— begin Information provided —

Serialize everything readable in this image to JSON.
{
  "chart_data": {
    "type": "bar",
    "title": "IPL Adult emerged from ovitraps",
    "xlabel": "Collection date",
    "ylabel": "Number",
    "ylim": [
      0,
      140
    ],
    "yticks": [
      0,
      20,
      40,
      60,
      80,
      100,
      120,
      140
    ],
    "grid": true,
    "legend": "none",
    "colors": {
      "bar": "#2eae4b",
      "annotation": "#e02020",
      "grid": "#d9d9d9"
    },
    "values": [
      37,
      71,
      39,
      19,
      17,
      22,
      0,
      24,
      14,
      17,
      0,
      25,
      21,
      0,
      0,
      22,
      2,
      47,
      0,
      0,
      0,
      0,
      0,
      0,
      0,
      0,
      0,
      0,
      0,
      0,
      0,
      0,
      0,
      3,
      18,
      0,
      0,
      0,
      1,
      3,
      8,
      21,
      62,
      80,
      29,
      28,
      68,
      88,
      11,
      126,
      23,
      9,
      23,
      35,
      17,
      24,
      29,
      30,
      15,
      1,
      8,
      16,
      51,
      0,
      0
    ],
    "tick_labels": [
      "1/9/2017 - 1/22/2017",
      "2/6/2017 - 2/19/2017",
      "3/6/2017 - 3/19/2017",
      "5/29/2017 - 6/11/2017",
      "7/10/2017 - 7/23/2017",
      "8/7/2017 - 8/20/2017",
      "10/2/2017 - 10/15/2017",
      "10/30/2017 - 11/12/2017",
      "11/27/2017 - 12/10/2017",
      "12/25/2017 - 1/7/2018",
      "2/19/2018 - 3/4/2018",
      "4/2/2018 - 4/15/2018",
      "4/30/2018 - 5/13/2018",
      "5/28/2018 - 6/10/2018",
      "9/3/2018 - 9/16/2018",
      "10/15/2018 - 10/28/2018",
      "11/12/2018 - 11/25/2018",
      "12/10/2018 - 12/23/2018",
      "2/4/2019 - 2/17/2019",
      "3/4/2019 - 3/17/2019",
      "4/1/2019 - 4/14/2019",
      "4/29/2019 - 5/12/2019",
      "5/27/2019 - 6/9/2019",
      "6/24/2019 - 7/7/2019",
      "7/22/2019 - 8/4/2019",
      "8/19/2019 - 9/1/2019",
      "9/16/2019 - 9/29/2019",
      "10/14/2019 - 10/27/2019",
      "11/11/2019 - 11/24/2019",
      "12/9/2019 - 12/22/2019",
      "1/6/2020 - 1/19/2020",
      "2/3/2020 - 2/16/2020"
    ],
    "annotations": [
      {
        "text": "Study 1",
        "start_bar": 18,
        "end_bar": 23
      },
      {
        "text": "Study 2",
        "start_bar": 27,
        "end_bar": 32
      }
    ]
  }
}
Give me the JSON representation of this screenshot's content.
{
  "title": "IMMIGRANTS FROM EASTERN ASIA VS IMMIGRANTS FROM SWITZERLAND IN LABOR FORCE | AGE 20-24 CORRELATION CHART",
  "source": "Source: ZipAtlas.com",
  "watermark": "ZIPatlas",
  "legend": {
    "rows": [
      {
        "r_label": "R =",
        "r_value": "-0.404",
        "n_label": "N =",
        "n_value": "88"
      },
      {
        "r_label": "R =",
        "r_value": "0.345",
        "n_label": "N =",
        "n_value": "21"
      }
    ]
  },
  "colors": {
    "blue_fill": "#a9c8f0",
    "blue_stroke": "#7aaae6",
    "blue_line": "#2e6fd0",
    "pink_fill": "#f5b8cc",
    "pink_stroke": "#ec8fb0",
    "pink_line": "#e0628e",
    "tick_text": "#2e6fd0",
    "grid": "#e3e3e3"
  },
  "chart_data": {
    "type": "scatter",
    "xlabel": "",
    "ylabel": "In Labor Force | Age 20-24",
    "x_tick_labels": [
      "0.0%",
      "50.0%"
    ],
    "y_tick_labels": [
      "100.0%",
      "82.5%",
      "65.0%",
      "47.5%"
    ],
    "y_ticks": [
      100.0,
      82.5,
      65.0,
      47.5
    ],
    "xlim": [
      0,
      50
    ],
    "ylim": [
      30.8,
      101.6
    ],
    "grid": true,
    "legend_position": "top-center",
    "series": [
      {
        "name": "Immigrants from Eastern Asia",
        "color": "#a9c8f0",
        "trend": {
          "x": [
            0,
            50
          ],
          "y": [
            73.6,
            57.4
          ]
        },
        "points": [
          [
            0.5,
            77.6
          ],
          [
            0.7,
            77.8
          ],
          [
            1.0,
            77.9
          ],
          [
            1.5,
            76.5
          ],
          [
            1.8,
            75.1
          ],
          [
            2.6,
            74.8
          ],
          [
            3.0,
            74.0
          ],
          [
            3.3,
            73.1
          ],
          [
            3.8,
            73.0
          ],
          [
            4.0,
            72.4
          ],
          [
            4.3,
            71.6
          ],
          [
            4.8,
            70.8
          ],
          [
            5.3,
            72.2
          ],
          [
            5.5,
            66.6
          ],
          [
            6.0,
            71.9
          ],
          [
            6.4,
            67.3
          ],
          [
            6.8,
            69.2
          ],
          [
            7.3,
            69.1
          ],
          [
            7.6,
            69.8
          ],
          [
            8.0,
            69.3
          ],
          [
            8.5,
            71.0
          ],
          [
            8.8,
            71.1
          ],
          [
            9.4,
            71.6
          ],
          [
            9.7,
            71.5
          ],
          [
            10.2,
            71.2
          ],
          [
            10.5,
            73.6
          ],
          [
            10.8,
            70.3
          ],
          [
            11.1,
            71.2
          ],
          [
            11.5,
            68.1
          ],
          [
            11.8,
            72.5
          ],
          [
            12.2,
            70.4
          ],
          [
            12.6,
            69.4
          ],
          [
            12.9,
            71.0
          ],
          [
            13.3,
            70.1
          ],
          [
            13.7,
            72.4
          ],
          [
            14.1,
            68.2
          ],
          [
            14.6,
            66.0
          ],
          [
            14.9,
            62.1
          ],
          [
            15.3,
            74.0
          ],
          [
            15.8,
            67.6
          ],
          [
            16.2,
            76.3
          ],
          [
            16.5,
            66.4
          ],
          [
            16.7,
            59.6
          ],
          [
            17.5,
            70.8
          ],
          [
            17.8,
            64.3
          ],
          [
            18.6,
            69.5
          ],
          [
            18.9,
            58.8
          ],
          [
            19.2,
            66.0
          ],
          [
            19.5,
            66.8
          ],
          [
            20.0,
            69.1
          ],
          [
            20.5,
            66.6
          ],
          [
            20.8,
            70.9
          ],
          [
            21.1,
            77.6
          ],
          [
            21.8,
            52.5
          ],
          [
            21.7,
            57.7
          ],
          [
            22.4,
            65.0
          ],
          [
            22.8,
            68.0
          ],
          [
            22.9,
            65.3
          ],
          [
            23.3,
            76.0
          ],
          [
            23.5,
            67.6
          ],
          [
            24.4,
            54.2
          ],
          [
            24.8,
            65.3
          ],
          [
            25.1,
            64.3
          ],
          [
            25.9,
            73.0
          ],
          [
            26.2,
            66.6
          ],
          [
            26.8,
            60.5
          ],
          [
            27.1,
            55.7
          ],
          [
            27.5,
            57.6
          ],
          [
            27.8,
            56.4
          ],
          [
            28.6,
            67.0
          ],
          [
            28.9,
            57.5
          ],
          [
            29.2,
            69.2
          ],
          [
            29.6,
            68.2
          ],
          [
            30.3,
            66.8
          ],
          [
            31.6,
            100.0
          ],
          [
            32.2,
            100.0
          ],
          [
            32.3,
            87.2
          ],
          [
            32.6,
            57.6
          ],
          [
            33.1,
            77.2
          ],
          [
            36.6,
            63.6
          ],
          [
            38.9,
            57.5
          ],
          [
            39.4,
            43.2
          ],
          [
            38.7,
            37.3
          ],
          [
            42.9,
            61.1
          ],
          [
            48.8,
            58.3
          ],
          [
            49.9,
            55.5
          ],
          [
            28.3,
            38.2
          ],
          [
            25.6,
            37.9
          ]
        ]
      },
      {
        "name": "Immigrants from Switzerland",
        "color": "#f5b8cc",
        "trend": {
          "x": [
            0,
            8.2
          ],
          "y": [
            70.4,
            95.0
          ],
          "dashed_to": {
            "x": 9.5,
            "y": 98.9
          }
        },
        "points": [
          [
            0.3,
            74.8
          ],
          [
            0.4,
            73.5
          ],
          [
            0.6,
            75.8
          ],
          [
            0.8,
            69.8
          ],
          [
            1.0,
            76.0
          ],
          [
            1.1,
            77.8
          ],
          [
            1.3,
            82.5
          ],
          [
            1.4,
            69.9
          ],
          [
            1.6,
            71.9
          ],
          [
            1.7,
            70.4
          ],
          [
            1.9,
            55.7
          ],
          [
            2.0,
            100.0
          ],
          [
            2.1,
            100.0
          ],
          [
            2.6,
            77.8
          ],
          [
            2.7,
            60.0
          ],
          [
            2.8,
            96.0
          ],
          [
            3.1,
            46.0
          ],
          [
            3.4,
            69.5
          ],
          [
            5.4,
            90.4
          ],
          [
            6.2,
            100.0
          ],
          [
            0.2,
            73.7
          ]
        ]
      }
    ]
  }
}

— end Information provided —

## Task to complete:
From the entries above, copy out every line where the string "this" appears.

## Exercise output:
Serialize everything readable in this image to JSON.
Give me the JSON representation of this screenshot's content.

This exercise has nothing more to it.